- _What you are asked to do_
Retype every line of the listing below without changing anything.

Item position entries:
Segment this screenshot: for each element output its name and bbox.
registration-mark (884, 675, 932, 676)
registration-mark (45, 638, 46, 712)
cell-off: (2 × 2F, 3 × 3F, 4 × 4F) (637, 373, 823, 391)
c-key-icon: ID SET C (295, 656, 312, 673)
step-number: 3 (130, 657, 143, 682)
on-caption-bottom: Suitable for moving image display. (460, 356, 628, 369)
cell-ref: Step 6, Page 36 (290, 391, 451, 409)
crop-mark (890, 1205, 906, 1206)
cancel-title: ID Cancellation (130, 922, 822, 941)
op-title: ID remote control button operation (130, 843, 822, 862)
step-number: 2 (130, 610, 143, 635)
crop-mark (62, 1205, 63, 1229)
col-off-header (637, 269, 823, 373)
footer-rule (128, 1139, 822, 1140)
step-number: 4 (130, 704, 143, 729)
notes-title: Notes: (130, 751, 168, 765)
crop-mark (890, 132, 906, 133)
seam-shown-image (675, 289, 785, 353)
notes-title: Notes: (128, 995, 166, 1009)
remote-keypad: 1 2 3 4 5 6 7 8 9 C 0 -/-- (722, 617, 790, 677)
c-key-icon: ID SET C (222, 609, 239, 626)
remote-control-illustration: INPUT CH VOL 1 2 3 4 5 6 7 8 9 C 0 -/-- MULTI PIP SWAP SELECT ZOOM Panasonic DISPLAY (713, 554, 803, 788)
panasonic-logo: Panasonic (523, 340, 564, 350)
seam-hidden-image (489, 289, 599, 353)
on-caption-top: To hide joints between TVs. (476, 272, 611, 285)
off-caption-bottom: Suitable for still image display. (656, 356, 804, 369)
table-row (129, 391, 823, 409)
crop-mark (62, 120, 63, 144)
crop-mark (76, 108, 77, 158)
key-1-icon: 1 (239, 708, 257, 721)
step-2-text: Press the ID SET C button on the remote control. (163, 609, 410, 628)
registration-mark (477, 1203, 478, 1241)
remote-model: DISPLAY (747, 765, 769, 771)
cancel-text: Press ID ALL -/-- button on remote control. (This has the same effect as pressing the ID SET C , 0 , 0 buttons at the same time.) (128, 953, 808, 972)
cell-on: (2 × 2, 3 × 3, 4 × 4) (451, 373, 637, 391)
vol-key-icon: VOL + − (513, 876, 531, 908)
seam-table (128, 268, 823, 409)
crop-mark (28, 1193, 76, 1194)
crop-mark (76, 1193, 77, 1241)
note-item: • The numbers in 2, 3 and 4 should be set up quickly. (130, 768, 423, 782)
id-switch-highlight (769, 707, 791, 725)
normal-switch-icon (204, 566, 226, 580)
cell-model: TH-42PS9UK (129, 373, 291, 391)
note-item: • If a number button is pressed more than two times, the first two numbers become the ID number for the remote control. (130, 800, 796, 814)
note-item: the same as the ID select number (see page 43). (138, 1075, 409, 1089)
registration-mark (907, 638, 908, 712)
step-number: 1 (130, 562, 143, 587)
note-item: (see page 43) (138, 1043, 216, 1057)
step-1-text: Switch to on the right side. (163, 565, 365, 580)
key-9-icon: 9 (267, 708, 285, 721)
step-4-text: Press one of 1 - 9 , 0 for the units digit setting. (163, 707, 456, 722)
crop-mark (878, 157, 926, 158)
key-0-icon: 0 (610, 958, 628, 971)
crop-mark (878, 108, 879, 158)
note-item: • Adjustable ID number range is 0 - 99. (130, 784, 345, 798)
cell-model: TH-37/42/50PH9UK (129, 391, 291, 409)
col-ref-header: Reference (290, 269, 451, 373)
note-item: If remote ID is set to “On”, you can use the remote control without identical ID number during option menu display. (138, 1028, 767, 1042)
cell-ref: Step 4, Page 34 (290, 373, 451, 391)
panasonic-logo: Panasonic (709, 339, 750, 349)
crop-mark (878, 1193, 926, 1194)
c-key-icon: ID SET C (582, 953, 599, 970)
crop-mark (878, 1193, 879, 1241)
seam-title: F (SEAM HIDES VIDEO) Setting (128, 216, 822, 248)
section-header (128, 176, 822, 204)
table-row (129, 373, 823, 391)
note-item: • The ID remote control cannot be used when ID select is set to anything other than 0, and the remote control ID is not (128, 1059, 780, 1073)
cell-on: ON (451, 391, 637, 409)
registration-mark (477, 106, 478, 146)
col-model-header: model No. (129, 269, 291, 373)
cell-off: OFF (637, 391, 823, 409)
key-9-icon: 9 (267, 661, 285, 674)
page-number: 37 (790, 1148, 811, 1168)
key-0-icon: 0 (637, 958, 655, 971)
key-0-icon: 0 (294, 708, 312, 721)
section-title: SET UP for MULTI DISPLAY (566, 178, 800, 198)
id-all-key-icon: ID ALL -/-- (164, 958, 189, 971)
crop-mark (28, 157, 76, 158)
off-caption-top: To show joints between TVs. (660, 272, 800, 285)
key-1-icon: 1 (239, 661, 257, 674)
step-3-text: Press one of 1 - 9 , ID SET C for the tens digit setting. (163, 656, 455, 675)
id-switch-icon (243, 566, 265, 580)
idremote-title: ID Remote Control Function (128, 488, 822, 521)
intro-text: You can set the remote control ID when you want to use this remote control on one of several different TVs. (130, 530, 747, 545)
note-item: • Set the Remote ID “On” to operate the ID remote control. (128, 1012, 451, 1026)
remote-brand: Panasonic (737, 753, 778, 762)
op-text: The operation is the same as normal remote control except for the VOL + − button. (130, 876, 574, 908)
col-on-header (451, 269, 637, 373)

- _Task response_
Segment this screenshot: for each element output its name and bbox.
registration-mark (884, 675, 932, 676)
registration-mark (45, 638, 46, 712)
cell-off: (2 × 2F, 3 × 3F, 4 × 4F) (637, 373, 823, 391)
c-key-icon: ID SET C (295, 656, 312, 673)
step-number: 3 (130, 657, 143, 682)
on-caption-bottom: Suitable for moving image display. (460, 356, 628, 369)
cell-ref: Step 6, Page 36 (290, 391, 451, 409)
crop-mark (890, 1205, 906, 1206)
cancel-title: ID Cancellation (130, 922, 822, 941)
op-title: ID remote control button operation (130, 843, 822, 862)
step-number: 2 (130, 610, 143, 635)
crop-mark (62, 1205, 63, 1229)
col-off-header (637, 269, 823, 373)
footer-rule (128, 1139, 822, 1140)
step-number: 4 (130, 704, 143, 729)
notes-title: Notes: (130, 751, 168, 765)
crop-mark (890, 132, 906, 133)
seam-shown-image (675, 289, 785, 353)
notes-title: Notes: (128, 995, 166, 1009)
remote-keypad: 1 2 3 4 5 6 7 8 9 C 0 -/-- (722, 617, 790, 677)
c-key-icon: ID SET C (222, 609, 239, 626)
remote-control-illustration: INPUT CH VOL 1 2 3 4 5 6 7 8 9 C 0 -/-- MULTI PIP SWAP SELECT ZOOM Panasonic DISPLAY (713, 554, 803, 788)
panasonic-logo: Panasonic (523, 340, 564, 350)
seam-hidden-image (489, 289, 599, 353)
on-caption-top: To hide joints between TVs. (476, 272, 611, 285)
off-caption-bottom: Suitable for still image display. (656, 356, 804, 369)
table-row (129, 391, 823, 409)
crop-mark (62, 120, 63, 144)
crop-mark (76, 108, 77, 158)
key-1-icon: 1 (239, 708, 257, 721)
step-2-text: Press the ID SET C button on the remote control. (163, 609, 410, 628)
registration-mark (477, 1203, 478, 1241)
remote-model: DISPLAY (747, 765, 769, 771)
cancel-text: Press ID ALL -/-- button on remote control. (This has the same effect as pressing the ID SET C , 0 , 0 buttons at the same time.) (128, 953, 808, 972)
cell-on: (2 × 2, 3 × 3, 4 × 4) (451, 373, 637, 391)
vol-key-icon: VOL + − (513, 876, 531, 908)
seam-table (128, 268, 823, 409)
crop-mark (28, 1193, 76, 1194)
crop-mark (76, 1193, 77, 1241)
note-item: • The numbers in 2, 3 and 4 should be set up quickly. (130, 768, 423, 782)
id-switch-highlight (769, 707, 791, 725)
normal-switch-icon (204, 566, 226, 580)
cell-model: TH-42PS9UK (129, 373, 291, 391)
note-item: • If a number button is pressed more than two times, the first two numbers become the ID number for the remote control. (130, 800, 796, 814)
note-item: the same as the ID select number (see page 43). (138, 1075, 409, 1089)
registration-mark (907, 638, 908, 712)
step-number: 1 (130, 562, 143, 587)
note-item: (see page 43) (138, 1043, 216, 1057)
step-1-text: Switch to on the right side. (163, 565, 365, 580)
key-9-icon: 9 (267, 708, 285, 721)
step-4-text: Press one of 1 - 9 , 0 for the units digit setting. (163, 707, 456, 722)
crop-mark (878, 157, 926, 158)
key-0-icon: 0 (610, 958, 628, 971)
crop-mark (878, 108, 879, 158)
note-item: • Adjustable ID number range is 0 - 99. (130, 784, 345, 798)
cell-model: TH-37/42/50PH9UK (129, 391, 291, 409)
col-ref-header: Reference (290, 269, 451, 373)
note-item: If remote ID is set to “On”, you can use the remote control without identical ID number during option menu display. (138, 1028, 767, 1042)
cell-ref: Step 4, Page 34 (290, 373, 451, 391)
panasonic-logo: Panasonic (709, 339, 750, 349)
crop-mark (878, 1193, 926, 1194)
c-key-icon: ID SET C (582, 953, 599, 970)
crop-mark (878, 1193, 879, 1241)
seam-title: F (SEAM HIDES VIDEO) Setting (128, 216, 822, 248)
section-header (128, 176, 822, 204)
table-row (129, 373, 823, 391)
note-item: • The ID remote control cannot be used when ID select is set to anything other than 0, and the remote control ID is not (128, 1059, 780, 1073)
cell-on: ON (451, 391, 637, 409)
registration-mark (477, 106, 478, 146)
col-model-header: model No. (129, 269, 291, 373)
cell-off: OFF (637, 391, 823, 409)
key-9-icon: 9 (267, 661, 285, 674)
page-number: 37 (790, 1148, 811, 1168)
key-0-icon: 0 (637, 958, 655, 971)
key-0-icon: 0 (294, 708, 312, 721)
section-title: SET UP for MULTI DISPLAY (566, 178, 800, 198)
id-all-key-icon: ID ALL -/-- (164, 958, 189, 971)
crop-mark (28, 157, 76, 158)
off-caption-top: To show joints between TVs. (660, 272, 800, 285)
key-1-icon: 1 (239, 661, 257, 674)
step-3-text: Press one of 1 - 9 , ID SET C for the tens digit setting. (163, 656, 455, 675)
id-switch-icon (243, 566, 265, 580)
idremote-title: ID Remote Control Function (128, 488, 822, 521)
intro-text: You can set the remote control ID when you want to use this remote control on one of several different TVs. (130, 530, 747, 545)
note-item: • Set the Remote ID “On” to operate the ID remote control. (128, 1012, 451, 1026)
remote-brand: Panasonic (737, 753, 778, 762)
op-text: The operation is the same as normal remote control except for the VOL + − button. (130, 876, 574, 908)
col-on-header (451, 269, 637, 373)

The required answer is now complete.